WHAT TO WORK ON:
Rewrite the records from the line with "y-tick-label: 0 [133, 866, 180, 889]" to the line with "x-tick-label: 400 [801, 970, 871, 1017]", changing "legend-label" to "legend-entry" and leaving everything else as it is.

========

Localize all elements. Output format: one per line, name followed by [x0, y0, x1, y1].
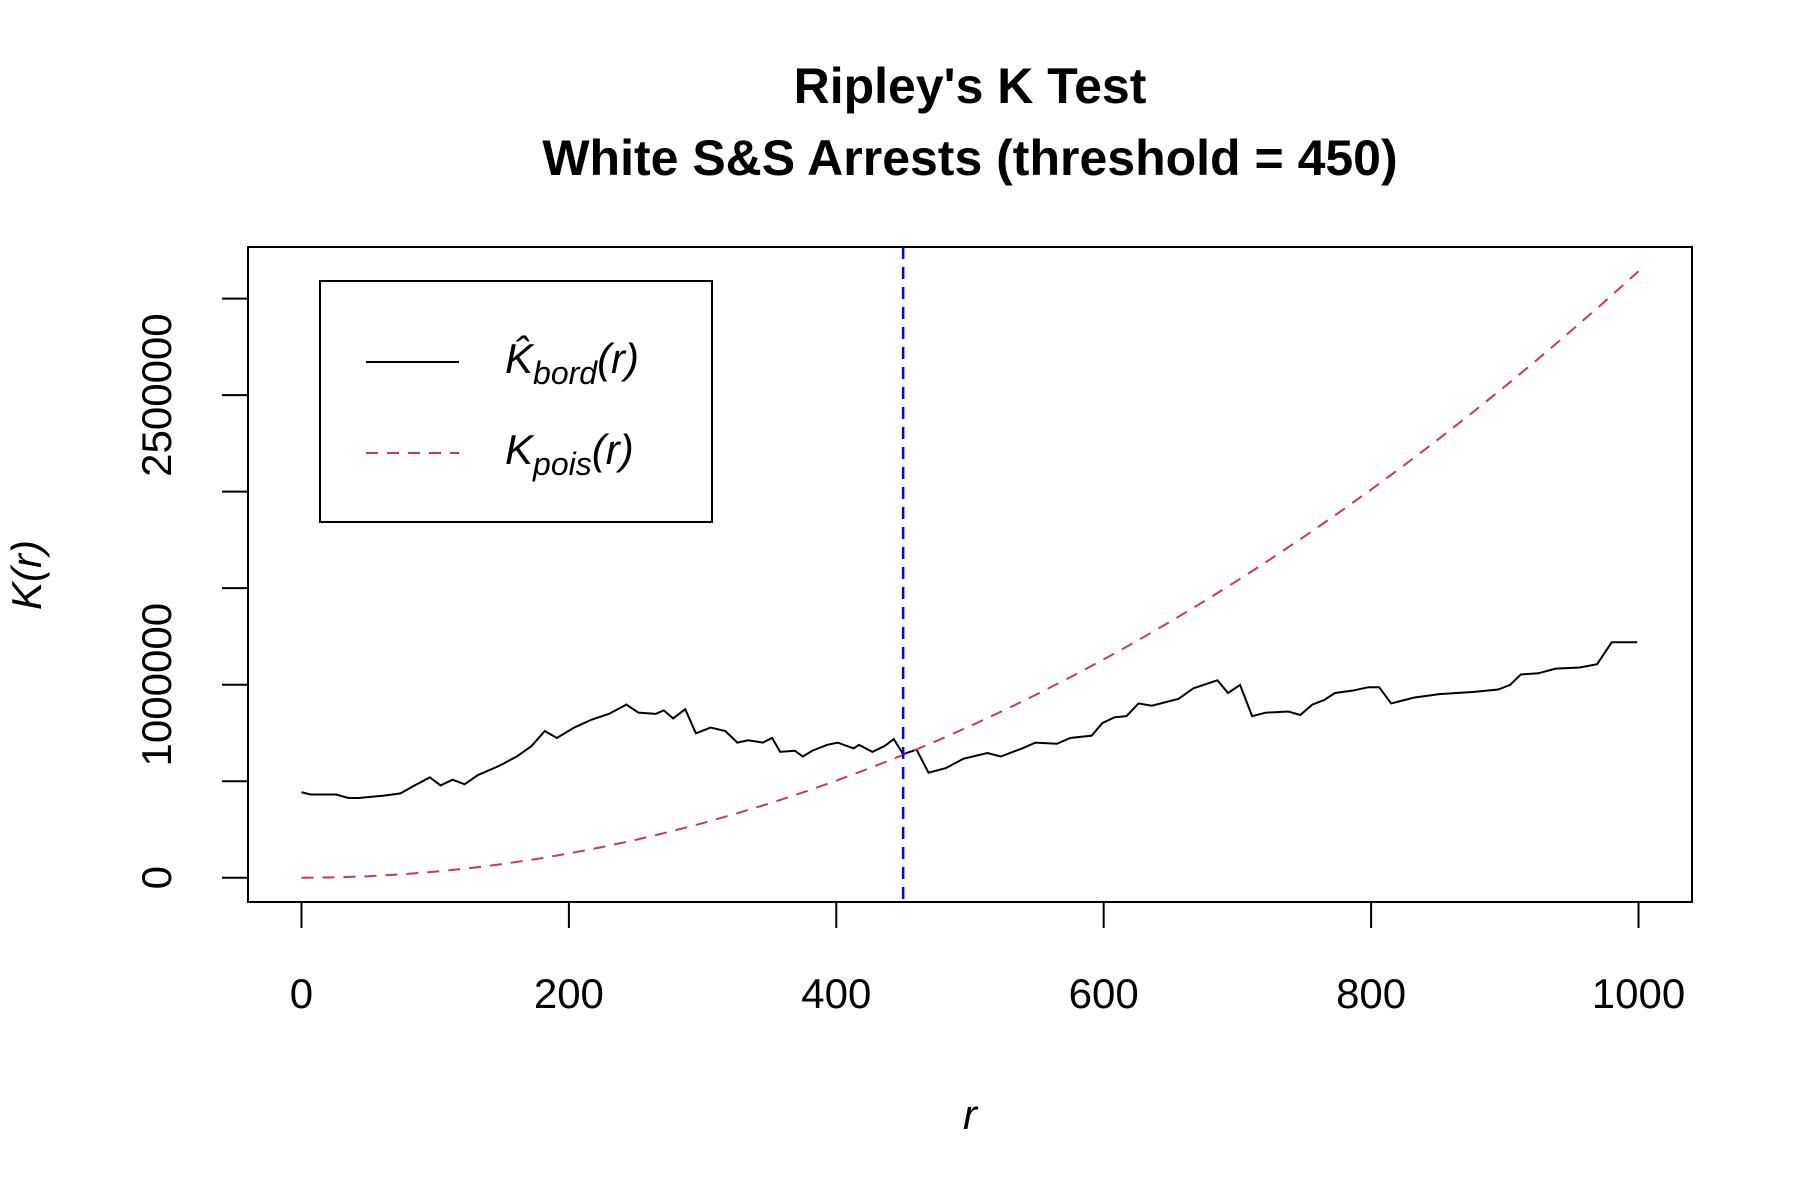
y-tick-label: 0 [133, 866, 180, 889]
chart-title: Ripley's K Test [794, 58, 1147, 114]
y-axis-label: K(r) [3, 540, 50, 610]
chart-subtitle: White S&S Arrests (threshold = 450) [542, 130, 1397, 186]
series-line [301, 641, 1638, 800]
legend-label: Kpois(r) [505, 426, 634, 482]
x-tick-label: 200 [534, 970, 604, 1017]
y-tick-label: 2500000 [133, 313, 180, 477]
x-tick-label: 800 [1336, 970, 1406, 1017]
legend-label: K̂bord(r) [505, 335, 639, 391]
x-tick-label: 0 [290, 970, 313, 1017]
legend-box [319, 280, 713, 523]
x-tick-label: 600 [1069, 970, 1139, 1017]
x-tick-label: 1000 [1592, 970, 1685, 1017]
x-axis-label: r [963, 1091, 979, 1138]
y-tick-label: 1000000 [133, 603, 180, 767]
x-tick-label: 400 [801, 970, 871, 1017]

========

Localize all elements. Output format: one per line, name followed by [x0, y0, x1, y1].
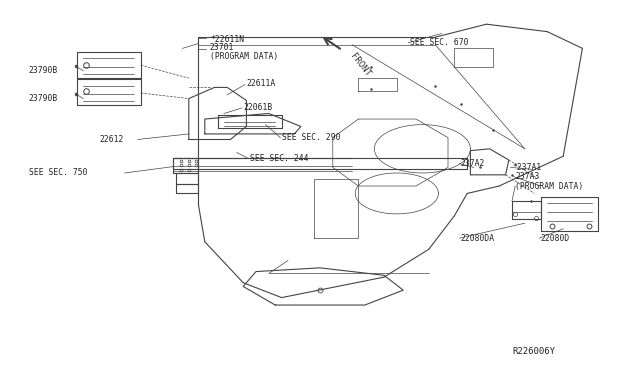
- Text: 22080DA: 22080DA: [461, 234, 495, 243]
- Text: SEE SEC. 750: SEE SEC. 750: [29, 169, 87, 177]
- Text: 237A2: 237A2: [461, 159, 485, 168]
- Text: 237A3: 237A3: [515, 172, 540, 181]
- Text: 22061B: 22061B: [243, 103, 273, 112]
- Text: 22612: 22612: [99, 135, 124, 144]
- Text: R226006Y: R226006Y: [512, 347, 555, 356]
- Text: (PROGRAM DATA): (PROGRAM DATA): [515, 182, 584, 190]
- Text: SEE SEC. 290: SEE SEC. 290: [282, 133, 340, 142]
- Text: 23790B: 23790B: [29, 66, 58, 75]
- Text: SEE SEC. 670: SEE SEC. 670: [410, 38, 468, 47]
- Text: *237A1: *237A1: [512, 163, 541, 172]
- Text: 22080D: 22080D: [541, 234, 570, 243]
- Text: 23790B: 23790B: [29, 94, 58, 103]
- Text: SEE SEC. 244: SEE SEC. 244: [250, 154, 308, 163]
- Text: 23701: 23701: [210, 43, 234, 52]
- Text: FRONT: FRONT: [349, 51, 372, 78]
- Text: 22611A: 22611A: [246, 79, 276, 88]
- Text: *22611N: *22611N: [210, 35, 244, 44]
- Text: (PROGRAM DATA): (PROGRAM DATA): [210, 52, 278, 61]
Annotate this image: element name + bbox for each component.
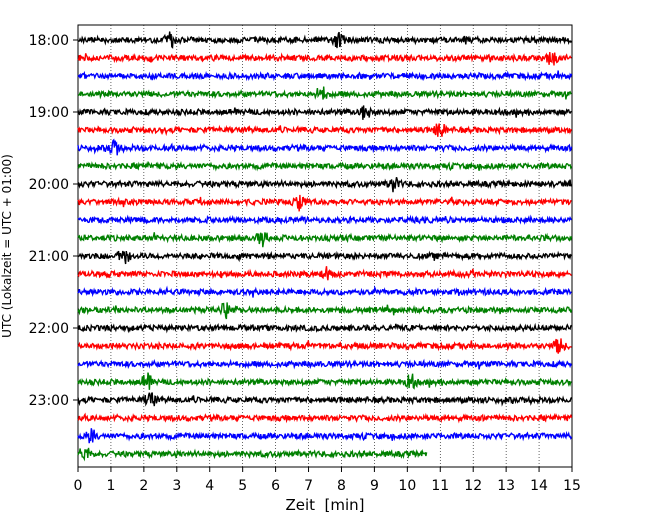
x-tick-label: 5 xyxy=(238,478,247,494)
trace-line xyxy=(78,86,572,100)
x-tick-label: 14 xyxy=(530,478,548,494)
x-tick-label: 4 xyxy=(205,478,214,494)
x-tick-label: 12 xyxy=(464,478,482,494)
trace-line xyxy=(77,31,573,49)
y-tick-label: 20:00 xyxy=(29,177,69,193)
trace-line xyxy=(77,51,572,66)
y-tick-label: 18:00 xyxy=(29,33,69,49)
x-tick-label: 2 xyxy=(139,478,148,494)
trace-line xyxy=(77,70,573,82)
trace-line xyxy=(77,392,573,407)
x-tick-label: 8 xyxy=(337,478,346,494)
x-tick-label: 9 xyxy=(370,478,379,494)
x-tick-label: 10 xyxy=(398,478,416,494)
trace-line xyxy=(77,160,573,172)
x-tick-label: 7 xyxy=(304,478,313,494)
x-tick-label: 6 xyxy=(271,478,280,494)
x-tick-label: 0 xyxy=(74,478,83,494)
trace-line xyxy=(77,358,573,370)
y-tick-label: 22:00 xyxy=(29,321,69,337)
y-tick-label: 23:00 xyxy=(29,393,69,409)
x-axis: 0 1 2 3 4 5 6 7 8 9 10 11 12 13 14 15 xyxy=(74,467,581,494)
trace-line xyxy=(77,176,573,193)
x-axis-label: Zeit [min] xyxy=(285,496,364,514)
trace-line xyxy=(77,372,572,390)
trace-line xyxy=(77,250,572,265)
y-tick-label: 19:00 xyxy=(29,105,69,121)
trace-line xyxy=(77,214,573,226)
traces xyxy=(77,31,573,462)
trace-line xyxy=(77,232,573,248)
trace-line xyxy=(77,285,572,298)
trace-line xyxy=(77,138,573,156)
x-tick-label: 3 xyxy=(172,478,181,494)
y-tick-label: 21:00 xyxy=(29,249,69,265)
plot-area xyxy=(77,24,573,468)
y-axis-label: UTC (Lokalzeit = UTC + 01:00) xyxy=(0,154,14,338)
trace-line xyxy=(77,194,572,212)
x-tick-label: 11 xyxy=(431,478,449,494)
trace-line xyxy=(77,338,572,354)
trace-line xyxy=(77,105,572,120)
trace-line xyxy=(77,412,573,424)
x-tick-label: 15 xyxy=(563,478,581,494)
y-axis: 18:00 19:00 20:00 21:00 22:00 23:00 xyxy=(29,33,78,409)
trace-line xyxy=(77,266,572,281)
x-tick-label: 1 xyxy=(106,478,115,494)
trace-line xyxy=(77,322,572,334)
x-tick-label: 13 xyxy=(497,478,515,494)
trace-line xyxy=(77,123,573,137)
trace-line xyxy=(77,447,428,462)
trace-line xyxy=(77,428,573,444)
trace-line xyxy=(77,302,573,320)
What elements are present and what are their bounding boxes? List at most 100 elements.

========

TASK SOLUTION:
y-tick-label: 0 [133, 866, 180, 889]
chart-title: Ripley's K Test [794, 58, 1147, 114]
y-axis-label: K(r) [3, 540, 50, 610]
chart-subtitle: White S&S Arrests (threshold = 450) [542, 130, 1397, 186]
series-line [301, 641, 1638, 800]
legend-entry: Kpois(r) [505, 426, 634, 482]
x-tick-label: 200 [534, 970, 604, 1017]
y-tick-label: 2500000 [133, 313, 180, 477]
x-tick-label: 800 [1336, 970, 1406, 1017]
legend-entry: K̂bord(r) [505, 335, 639, 391]
x-tick-label: 0 [290, 970, 313, 1017]
legend-box [319, 280, 713, 523]
x-tick-label: 600 [1069, 970, 1139, 1017]
x-tick-label: 1000 [1592, 970, 1685, 1017]
x-axis-label: r [963, 1091, 979, 1138]
y-tick-label: 1000000 [133, 603, 180, 767]
x-tick-label: 400 [801, 970, 871, 1017]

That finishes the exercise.